[Task brief]
From the listing below, return each line that includes "size".

(Stored records)
# # #

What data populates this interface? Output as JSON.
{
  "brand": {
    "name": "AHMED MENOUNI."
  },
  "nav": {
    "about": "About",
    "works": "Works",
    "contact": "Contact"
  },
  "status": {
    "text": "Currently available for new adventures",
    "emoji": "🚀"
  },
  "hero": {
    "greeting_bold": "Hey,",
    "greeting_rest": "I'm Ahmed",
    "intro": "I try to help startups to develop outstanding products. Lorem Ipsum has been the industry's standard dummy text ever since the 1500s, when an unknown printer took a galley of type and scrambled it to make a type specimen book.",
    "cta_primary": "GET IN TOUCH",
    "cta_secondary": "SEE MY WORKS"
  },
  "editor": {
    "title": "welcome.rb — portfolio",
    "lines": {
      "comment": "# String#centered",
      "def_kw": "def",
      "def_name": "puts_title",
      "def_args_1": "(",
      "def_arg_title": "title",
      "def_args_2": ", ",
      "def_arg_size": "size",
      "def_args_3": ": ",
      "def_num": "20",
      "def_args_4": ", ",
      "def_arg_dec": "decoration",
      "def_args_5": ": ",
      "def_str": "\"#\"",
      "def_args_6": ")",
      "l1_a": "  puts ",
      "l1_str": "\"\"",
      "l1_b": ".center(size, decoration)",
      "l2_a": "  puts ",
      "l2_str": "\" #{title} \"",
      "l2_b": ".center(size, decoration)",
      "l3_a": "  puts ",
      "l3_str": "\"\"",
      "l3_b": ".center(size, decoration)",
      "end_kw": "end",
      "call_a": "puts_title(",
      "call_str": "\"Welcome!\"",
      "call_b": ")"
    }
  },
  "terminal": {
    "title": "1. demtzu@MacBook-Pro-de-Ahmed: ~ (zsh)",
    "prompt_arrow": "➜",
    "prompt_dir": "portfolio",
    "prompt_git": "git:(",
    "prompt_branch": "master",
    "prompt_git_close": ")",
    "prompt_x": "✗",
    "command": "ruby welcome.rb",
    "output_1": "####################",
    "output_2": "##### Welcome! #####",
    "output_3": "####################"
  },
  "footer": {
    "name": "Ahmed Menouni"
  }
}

# # #

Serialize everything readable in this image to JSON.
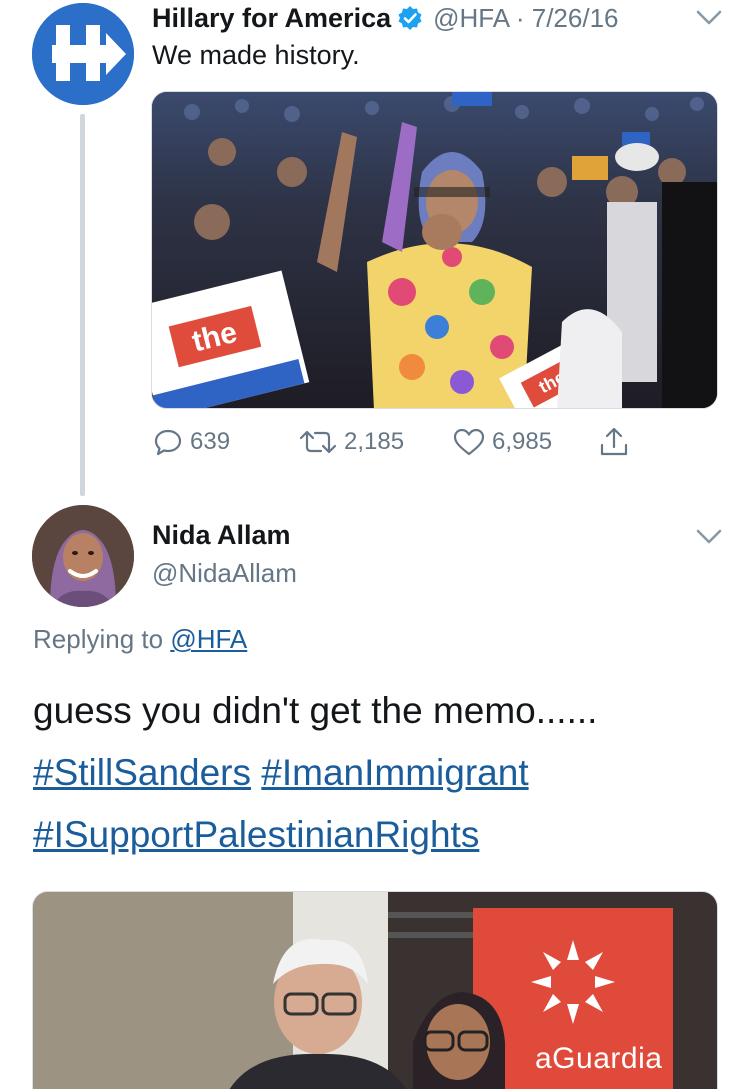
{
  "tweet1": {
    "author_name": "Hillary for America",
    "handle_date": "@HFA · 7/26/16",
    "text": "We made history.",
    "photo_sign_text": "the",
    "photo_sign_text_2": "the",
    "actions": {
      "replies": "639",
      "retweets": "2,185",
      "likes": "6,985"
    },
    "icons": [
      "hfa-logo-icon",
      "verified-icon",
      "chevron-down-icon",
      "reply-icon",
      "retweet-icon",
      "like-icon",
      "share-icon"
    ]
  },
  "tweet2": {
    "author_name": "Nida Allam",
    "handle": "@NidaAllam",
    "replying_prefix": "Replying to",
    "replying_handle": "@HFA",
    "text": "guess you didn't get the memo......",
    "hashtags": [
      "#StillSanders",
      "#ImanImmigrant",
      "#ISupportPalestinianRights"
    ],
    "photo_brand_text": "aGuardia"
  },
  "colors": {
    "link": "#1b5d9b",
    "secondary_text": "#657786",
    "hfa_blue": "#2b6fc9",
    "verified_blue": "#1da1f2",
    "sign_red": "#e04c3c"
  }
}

# # #

[Response to this exercise]
      "def_arg_size": "size",
      "l1_b": ".center(size, decoration)",
      "l2_b": ".center(size, decoration)",
      "l3_b": ".center(size, decoration)",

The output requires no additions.